TO BE DONE:
(a) According to the mdspan-cute page, what mathematical object are the cute layout algebra and the mdspan layout policy both said to be?
(b) Write the next part of the mdspan-cute page, picking up after its final sentence.

GIVEN PASSAGE:
WEYL WEYL
← Back to .plan

mdspan-cute: Zero-Overhead Bridge to CUTLASS

Weyl Team
2 min read
CUDA C++ mdspan CUTLASS Lean formal methods

TL;DR: C++23 std::mdspan meets CUTLASS cute layouts. One header. Zero cost.

tile[row, col] = value; // swizzled, composed, zero-cost

The Problem

You want mdspan’s clean syntax. You need cute’s swizzled layouts for bank conflict avoidance. Currently you can’t have both.

The Solution

#include <mdspan_cute.h>
// Your cute layout (swizzled for shared memory)
auto layout = composition(Swizzle<3,3,3>{}, base_layout);
// Wrap it in mdspan
std::mdspan<float, std::extents<int, 64, 64>,
mdspan_cute::layout_cute<decltype(layout)>> tile(ptr, layout);
// Use C++23 subscript syntax
tile[i, j] = tile[j, i]; // swizzle applied transparently

Why This Works

The cute layout algebra and mdspan layout policy are the same mathematical object: a function from coordinates to memory offsets.

NVIDIA designed both. We just wired up the header files.

The Lambda Hierarchy

Lean 4 ← prove once
extract ← generate properties
C++ / CUDA ← test everywhere

Theorems at the top. Runtime at the bottom. The proofs flow down.

Stochastic Omega

This project was built with agent-assisted development. Not “AI-generated code” - assisted learning at machine speed.

SOURCE MATERIAL:
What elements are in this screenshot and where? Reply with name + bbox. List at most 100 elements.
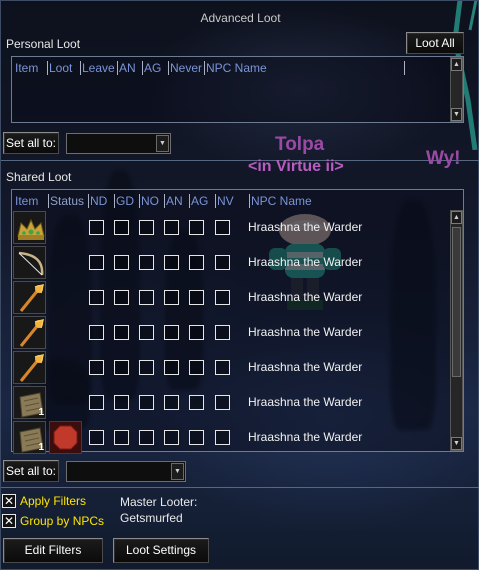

ANSWERS TO EACH TASK:
(a) A function from coordinates to memory offsets.

(b)
The art/ directory contains 23 SVG visualizations of the layout algebra. We made them to teach ourselves. The Galois connections, the ceiling division pitfalls, the FTTC, the holes created by indivisible splits - we drew pictures until we understood.

The Galois Connection

The difference isn’t that the machine knows things we don’t. The difference is iteration speed. Read the nvfuser docs, formalize a theorem, draw a diagram, find the gap in understanding, repeat. A loop that used to take weeks now takes hours.

We’re still doing the learning. We can just do it fast now.

Verification

The layout algebra is formalized in Lean 4. 26 theorems, 0 sorry. Properties extracted to RapidCheck tests.

When our implementation disagrees with the spec, we have a bug. When nvfuser disagrees with the spec, they have a bug.

We don’t wonder if this is correct, we wonder if the specification is useful.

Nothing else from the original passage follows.